[Items from a data source]
----------

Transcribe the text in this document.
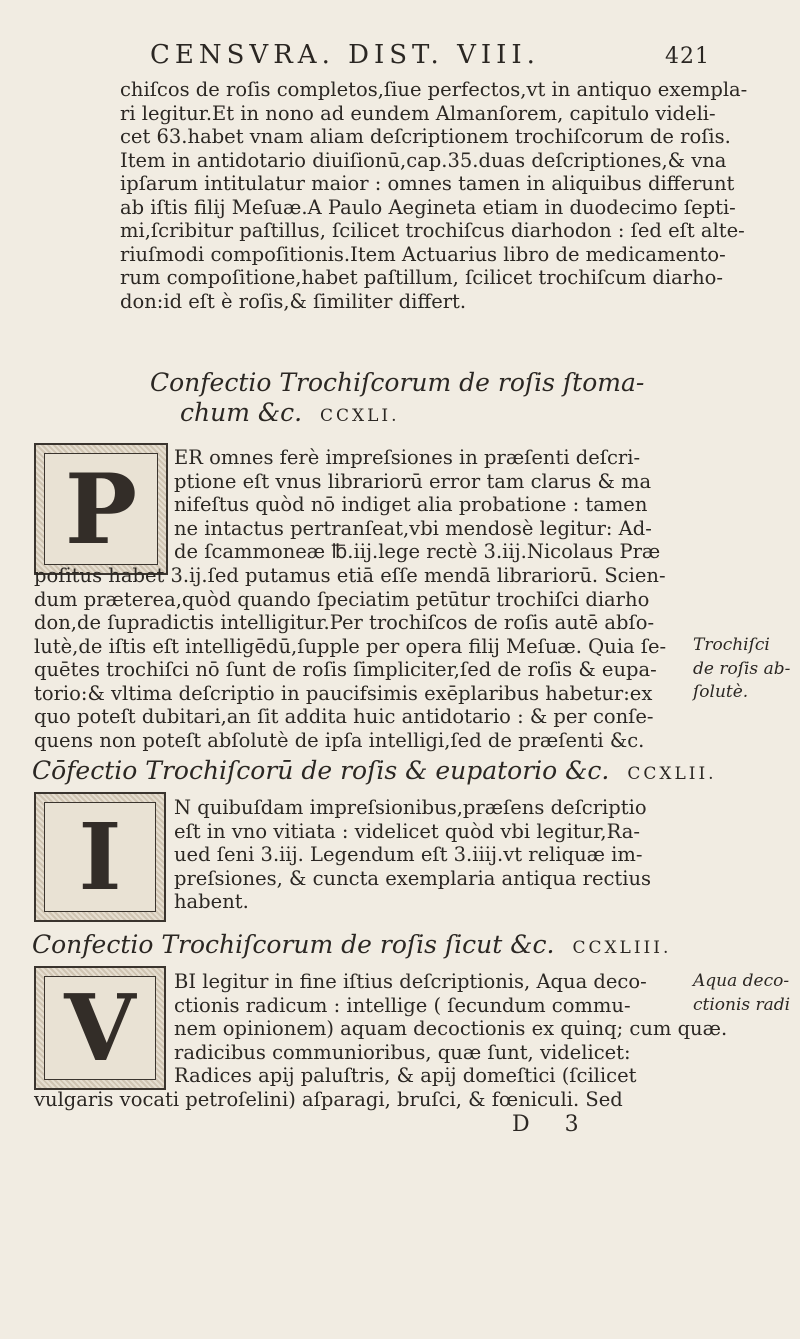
CENSVRA. DIST. VIII.	421
chiſcos de roſis completos,ſiue perfectos,vt in antiquo exempla-
ri legitur.Et in nono ad eundem Almanſorem, capitulo videli-
cet 63.habet vnam aliam deſcriptionem trochiſcorum de roſis.
Item in antidotario diuiſionū,cap.35.duas deſcriptiones,& vna
ipſarum intitulatur maior : omnes tamen in aliquibus differunt
ab iſtis filij Meſuæ.A Paulo Aegineta etiam in duodecimo ſepti-
mi,ſcribitur paſtillus, ſcilicet trochiſcus diarhodon : ſed eſt alte-
riuſmodi compoſitionis.Item Actuarius libro de medicamento-
rum compoſitione,habet paſtillum, ſcilicet trochiſcum diarho-
don:id eſt è roſis,& ſimiliter differt.
Confectio Trochiſcorum de roſis ſtoma-
chum &c. CCXLI.
P	ER omnes ferè impreſsiones in præſenti deſcri-
ptione eſt vnus librariorū error tam clarus & ma
nifeſtus quòd nō indiget alia probatione : tamen
ne intactus pertranſeat,vbi mendosè legitur: Ad-
de ſcammoneæ ℔.iij.lege rectè 3.iij.Nicolaus Præ
poſitus habet 3.ij.ſed putamus etiā eſſe mendā librariorū. Scien-
dum præterea,quòd quando ſpeciatim petūtur trochiſci diarho
don,de ſupradictis intelligitur.Per trochiſcos de roſis autē abſo-
lutè,de iſtis eſt intelligēdū,ſupple per opera filij Meſuæ. Quia ſe-
quētes trochiſci nō ſunt de roſis ſimpliciter,ſed de roſis & eupa-
torio:& vltima deſcriptio in paucifsimis exēplaribus habetur:ex
quo poteſt dubitari,an ſit addita huic antidotario : & per conſe-
quens non poteſt abſolutè de ipſa intelligi,ſed de præſenti &c.
Trochiſci
de roſis ab-
ſolutè.
Cōfectio Trochiſcorū de roſis & eupatorio &c. CCXLII.
I	N quibuſdam impreſsionibus,præſens deſcriptio
eſt in vno vitiata : videlicet quòd vbi legitur,Ra-
ued ſeni 3.iij. Legendum eſt 3.iiij.vt reliquæ im-
preſsiones, & cuncta exemplaria antiqua rectius
habent.
Confectio Trochiſcorum de roſis ſicut &c. CCXLIII.
V	BI legitur in fine iſtius deſcriptionis, Aqua deco-
ctionis radicum : intellige ( ſecundum commu-
nem opinionem) aquam decoctionis ex quinq; cum quæ.
radicibus communioribus, quæ ſunt, videlicet:
Radices apij paluſtris, & apij domeſtici (ſcilicet
vulgaris vocati petroſelini) aſparagi, bruſci, & fœniculi. Sed
Aqua deco-
ctionis radi
D 3
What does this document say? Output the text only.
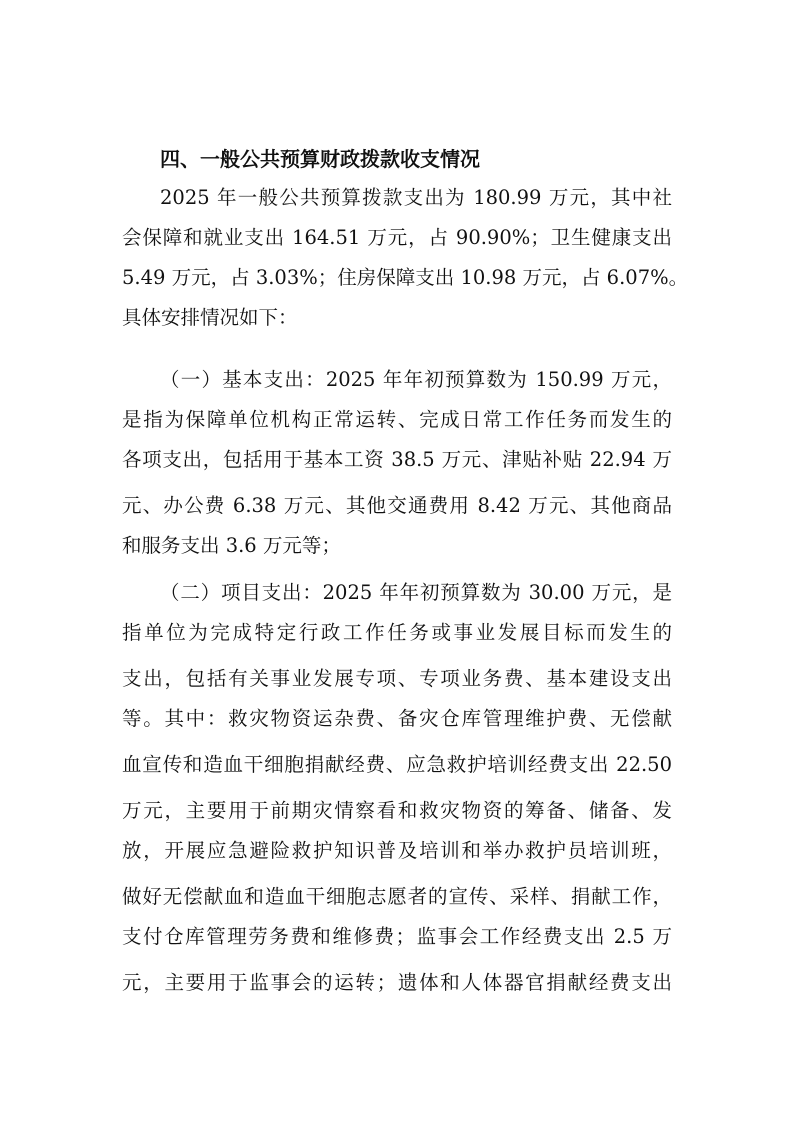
四、一般公共预算财政拨款收支情况
2025 年一般公共预算拨款支出为 180.99 万元，其中社
会保障和就业支出 164.51 万元，占 90.90%；卫生健康支出
5.49 万元，占 3.03%；住房保障支出 10.98 万元，占 6.07%。
具体安排情况如下：
（一）基本支出：2025 年年初预算数为 150.99 万元，
是指为保障单位机构正常运转、完成日常工作任务而发生的
各项支出，包括用于基本工资 38.5 万元、津贴补贴 22.94 万
元、办公费 6.38 万元、其他交通费用 8.42 万元、其他商品
和服务支出 3.6 万元等；
（二）项目支出：2025 年年初预算数为 30.00 万元，是
指单位为完成特定行政工作任务或事业发展目标而发生的
支出，包括有关事业发展专项、专项业务费、基本建设支出
等。其中：救灾物资运杂费、备灾仓库管理维护费、无偿献
血宣传和造血干细胞捐献经费、应急救护培训经费支出 22.50
万元，主要用于前期灾情察看和救灾物资的筹备、储备、发
放，开展应急避险救护知识普及培训和举办救护员培训班，
做好无偿献血和造血干细胞志愿者的宣传、采样、捐献工作，
支付仓库管理劳务费和维修费；监事会工作经费支出 2.5 万
元，主要用于监事会的运转；遗体和人体器官捐献经费支出
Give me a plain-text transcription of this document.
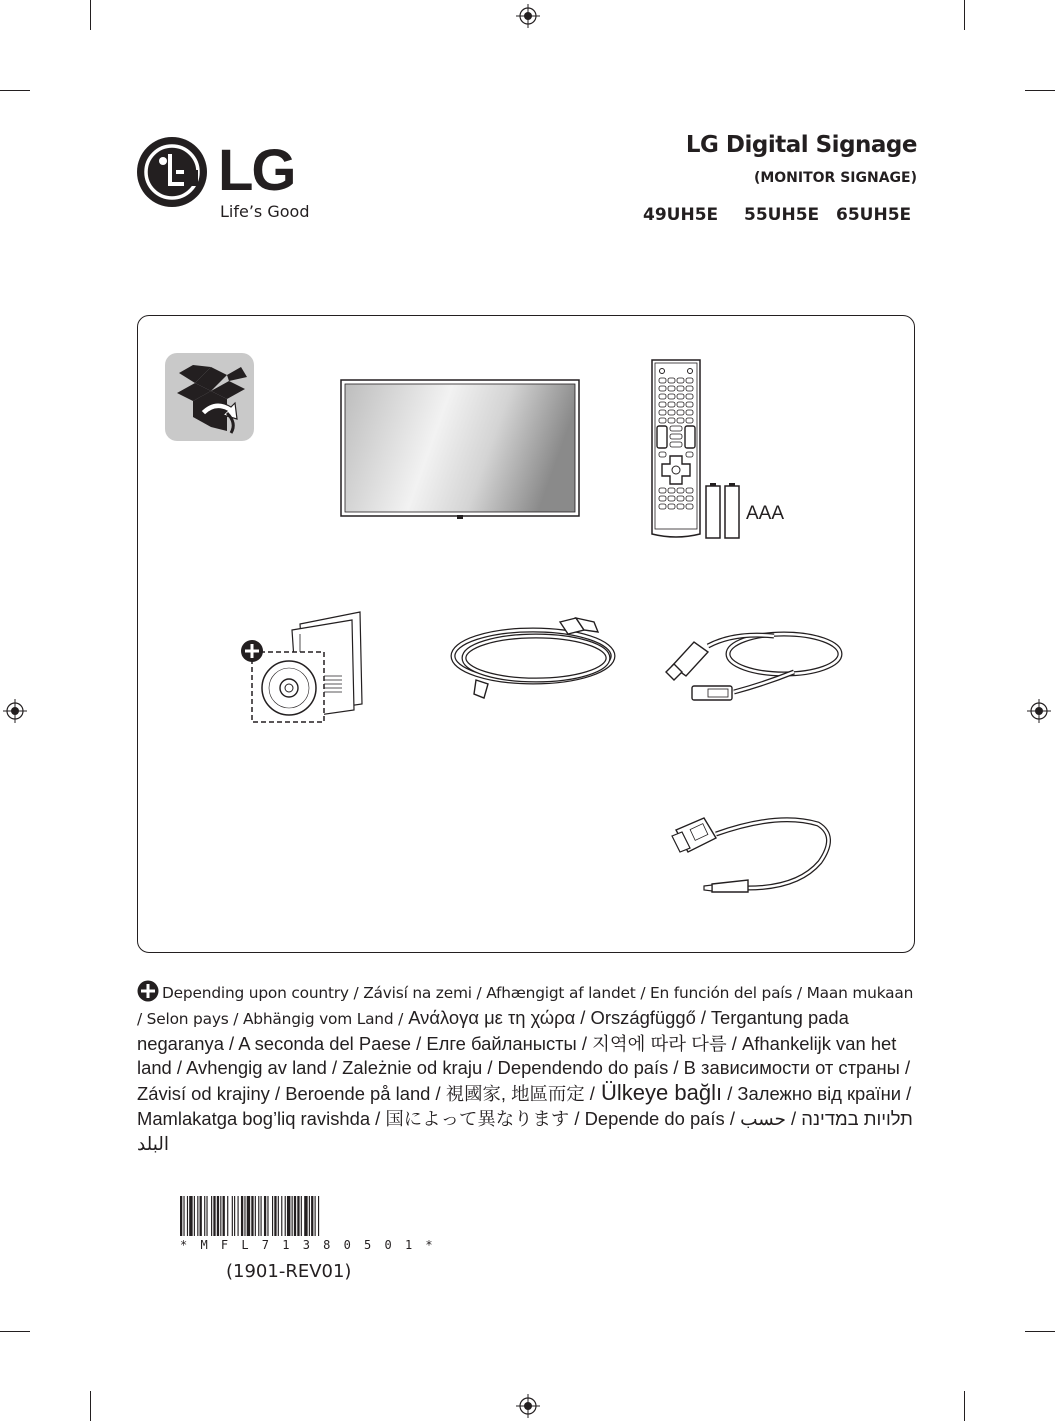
LG
Life’s Good
LG Digital Signage
(MONITOR SIGNAGE)
49UH5E 55UH5E 65UH5E
AAA
Depending upon country / Závisí na zemi / Afhængigt af landet / En función del país / Maan mukaan / Selon pays / Abhängig vom Land / Ανάλογα με τη χώρα / Országfüggő / Tergantung pada negaranya / A seconda del Paese / Елге байланысты / 지역에 따라 다름 / Afhankelijk van het land / Avhengig av land / Zależnie od kraju / Dependendo do país / В зависимости от страны / Závisí od krajiny / Beroende på land / 視國家, 地區而定 / Ülkeye bağlı / Залежно від країни / Mamlakatga bog’liq ravishda / 国によって異なります / Depende do país / תלויות במדינה / حسب البلد
* M F L 7 1 3 8 0 5 0 1 *
(1901-REV01)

----------

▸ **Prompt**:
How many lines of the listing above include the word "omnes"? Reply with the number alone.

▸ **Complete response**:
2